**INSTRUCTIONS FOR THE TASK:**
Every line with the word "Subdiv" in it should be extracted from the data that follows.

Stored data entries
· · ·

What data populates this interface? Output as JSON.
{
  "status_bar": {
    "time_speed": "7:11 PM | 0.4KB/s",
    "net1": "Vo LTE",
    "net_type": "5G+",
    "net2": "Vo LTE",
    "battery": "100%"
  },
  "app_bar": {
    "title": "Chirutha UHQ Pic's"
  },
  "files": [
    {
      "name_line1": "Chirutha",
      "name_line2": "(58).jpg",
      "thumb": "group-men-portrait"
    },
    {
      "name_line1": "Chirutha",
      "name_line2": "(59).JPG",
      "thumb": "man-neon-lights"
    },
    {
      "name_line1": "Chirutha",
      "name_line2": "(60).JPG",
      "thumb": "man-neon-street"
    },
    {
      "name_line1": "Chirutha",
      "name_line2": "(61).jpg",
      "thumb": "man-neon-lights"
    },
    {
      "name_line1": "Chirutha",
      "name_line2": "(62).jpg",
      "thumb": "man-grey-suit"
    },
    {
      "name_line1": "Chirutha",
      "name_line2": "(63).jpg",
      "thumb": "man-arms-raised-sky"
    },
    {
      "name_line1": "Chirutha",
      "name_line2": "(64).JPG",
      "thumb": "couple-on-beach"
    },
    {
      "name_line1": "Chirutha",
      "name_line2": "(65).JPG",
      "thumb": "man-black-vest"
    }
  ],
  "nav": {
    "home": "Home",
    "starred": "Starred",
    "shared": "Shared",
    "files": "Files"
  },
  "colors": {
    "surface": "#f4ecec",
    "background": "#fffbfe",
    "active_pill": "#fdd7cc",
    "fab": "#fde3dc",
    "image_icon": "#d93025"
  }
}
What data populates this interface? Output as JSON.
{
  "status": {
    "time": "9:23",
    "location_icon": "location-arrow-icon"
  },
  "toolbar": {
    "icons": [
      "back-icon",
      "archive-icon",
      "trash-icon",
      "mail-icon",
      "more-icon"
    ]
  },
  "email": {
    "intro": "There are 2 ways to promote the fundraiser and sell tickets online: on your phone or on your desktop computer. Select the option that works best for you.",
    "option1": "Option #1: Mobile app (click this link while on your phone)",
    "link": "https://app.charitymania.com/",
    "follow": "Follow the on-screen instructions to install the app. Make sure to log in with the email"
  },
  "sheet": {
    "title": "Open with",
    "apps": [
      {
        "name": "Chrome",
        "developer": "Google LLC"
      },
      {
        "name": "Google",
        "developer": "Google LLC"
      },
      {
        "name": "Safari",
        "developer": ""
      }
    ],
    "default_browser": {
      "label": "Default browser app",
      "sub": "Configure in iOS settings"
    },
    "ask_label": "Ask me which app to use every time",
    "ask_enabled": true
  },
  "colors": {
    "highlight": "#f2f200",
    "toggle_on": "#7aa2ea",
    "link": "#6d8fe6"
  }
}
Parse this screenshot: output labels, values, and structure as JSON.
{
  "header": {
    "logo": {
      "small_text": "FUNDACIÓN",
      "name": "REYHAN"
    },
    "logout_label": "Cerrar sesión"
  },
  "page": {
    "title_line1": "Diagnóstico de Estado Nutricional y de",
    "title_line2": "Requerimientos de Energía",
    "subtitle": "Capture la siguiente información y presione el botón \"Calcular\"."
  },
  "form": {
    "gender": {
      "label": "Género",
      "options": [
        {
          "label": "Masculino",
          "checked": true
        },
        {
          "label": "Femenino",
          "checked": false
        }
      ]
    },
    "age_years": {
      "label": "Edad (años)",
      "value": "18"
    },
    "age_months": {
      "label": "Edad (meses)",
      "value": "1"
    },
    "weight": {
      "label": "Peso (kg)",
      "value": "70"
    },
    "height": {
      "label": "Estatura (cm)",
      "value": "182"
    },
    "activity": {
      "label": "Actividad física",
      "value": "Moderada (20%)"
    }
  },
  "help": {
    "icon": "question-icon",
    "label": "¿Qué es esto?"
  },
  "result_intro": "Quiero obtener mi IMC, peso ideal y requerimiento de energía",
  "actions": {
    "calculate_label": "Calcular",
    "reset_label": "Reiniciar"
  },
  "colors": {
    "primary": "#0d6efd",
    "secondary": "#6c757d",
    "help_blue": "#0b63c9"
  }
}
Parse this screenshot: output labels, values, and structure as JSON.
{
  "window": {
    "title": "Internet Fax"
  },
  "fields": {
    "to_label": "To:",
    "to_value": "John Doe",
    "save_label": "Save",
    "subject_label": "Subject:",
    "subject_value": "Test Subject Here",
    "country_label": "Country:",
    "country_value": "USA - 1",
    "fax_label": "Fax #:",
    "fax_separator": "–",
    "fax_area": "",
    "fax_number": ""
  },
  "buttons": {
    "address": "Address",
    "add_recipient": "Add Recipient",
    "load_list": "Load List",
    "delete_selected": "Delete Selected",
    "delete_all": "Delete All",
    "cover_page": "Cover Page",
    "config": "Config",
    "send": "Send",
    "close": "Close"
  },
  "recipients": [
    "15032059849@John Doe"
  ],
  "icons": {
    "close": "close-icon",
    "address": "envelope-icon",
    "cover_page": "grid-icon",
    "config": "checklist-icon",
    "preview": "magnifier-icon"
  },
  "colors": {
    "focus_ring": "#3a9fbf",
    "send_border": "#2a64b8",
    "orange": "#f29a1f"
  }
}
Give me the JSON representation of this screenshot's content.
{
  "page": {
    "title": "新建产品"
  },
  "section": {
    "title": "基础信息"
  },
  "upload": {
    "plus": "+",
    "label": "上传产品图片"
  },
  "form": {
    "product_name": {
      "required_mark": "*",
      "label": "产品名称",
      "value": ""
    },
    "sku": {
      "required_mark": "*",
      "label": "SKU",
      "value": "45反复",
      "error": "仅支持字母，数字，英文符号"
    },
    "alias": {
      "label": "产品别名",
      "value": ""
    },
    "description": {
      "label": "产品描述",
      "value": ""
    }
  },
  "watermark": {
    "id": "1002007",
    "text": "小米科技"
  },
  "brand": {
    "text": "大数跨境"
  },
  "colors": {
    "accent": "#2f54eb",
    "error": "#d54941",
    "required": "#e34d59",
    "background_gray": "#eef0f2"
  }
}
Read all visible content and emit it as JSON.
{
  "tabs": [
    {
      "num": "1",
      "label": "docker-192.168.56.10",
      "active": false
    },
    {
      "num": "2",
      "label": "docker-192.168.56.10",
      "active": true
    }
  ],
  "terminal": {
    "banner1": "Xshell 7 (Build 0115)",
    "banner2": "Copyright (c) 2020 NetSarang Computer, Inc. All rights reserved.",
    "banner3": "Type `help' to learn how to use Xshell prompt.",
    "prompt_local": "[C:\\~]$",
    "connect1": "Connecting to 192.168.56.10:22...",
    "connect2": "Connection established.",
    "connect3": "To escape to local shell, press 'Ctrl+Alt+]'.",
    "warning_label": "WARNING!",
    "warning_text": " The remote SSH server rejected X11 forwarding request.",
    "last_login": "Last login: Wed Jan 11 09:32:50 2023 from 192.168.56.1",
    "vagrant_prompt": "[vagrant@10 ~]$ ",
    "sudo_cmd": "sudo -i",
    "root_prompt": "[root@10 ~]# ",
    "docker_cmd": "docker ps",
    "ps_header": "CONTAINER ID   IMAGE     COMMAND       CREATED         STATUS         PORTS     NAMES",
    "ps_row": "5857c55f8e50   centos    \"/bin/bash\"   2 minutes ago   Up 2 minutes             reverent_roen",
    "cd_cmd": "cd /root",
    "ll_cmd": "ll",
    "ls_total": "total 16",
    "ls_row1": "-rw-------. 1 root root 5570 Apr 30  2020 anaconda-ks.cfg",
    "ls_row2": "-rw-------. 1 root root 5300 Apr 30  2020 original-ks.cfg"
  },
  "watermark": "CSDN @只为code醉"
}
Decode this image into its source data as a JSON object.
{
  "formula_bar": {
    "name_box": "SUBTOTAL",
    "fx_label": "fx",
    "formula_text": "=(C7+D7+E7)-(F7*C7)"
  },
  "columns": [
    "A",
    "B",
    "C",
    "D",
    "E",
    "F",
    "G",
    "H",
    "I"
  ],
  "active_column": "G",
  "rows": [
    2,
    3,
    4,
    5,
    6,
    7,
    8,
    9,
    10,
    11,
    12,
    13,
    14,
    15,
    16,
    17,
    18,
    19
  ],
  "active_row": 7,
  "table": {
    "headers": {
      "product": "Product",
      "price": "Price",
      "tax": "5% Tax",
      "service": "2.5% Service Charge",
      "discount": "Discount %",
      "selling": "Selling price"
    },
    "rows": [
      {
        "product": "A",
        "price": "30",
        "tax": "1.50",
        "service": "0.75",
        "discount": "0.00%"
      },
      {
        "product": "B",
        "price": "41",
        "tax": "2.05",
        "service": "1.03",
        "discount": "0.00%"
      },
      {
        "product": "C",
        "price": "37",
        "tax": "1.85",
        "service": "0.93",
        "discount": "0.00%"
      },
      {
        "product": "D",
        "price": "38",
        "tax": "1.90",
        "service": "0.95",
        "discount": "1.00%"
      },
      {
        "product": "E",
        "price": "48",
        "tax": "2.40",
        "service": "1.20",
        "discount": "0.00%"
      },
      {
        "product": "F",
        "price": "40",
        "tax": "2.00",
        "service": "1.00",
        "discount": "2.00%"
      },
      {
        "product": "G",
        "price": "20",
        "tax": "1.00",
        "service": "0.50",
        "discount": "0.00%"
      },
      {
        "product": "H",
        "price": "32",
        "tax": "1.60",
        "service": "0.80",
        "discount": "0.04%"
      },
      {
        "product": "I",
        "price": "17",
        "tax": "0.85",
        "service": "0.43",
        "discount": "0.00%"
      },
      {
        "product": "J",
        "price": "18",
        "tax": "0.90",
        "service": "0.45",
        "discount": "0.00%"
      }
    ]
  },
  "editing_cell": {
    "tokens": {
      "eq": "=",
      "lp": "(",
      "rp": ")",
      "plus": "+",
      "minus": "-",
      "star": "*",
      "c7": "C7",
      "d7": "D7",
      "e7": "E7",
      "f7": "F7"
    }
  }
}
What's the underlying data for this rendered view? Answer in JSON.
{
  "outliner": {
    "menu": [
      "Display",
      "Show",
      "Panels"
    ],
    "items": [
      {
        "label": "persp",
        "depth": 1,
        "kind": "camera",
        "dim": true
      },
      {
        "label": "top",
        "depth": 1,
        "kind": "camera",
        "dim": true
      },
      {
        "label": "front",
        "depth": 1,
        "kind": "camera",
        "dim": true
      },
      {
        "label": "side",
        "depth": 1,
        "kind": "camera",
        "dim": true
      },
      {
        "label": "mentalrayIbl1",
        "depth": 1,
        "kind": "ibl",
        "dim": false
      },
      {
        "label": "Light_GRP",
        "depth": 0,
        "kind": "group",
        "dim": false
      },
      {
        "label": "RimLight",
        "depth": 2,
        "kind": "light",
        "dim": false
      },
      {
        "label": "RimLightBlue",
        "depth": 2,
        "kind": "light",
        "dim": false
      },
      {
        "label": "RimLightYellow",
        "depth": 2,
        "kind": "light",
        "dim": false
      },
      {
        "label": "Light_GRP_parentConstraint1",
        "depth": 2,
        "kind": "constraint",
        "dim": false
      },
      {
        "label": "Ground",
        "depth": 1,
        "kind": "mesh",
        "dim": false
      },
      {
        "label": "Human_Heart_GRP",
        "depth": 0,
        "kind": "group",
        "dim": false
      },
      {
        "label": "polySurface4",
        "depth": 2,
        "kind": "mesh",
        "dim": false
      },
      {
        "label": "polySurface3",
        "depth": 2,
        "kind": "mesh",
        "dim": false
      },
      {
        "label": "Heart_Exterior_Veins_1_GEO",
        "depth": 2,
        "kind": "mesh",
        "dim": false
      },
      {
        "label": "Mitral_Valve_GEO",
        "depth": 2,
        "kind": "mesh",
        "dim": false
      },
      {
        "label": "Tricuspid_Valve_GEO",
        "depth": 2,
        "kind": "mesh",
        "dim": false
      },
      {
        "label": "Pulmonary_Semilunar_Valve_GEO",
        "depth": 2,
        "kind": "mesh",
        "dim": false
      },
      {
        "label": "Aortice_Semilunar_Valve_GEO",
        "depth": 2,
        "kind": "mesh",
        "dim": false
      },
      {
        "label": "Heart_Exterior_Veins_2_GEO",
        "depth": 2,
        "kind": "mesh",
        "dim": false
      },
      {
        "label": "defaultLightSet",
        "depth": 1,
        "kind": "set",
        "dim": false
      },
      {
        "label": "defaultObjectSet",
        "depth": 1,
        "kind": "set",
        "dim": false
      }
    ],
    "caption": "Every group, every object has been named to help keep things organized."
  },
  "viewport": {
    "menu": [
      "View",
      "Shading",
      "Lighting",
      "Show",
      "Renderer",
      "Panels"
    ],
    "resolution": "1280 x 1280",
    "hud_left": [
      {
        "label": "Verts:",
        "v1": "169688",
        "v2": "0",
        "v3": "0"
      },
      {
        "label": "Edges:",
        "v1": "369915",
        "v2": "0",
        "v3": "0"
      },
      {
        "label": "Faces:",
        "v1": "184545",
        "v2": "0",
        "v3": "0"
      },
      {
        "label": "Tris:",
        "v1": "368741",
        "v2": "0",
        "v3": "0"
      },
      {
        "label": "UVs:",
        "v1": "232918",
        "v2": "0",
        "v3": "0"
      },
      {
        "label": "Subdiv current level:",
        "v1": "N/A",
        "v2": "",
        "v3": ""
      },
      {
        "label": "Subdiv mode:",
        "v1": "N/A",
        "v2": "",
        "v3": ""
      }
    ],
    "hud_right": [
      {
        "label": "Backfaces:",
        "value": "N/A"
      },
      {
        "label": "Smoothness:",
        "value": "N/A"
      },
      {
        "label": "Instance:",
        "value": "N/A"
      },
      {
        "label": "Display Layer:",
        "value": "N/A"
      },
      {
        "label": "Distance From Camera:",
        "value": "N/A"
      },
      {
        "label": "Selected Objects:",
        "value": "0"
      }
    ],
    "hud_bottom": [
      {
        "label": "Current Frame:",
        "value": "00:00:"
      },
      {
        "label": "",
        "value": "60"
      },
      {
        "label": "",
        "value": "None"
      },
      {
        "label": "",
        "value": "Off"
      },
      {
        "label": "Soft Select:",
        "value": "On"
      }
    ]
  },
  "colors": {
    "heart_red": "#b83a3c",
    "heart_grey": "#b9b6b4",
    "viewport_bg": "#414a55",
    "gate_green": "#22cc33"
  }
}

· · ·

**THE RESPONSE:**
        "label": "Subdiv current level:",
        "label": "Subdiv mode:",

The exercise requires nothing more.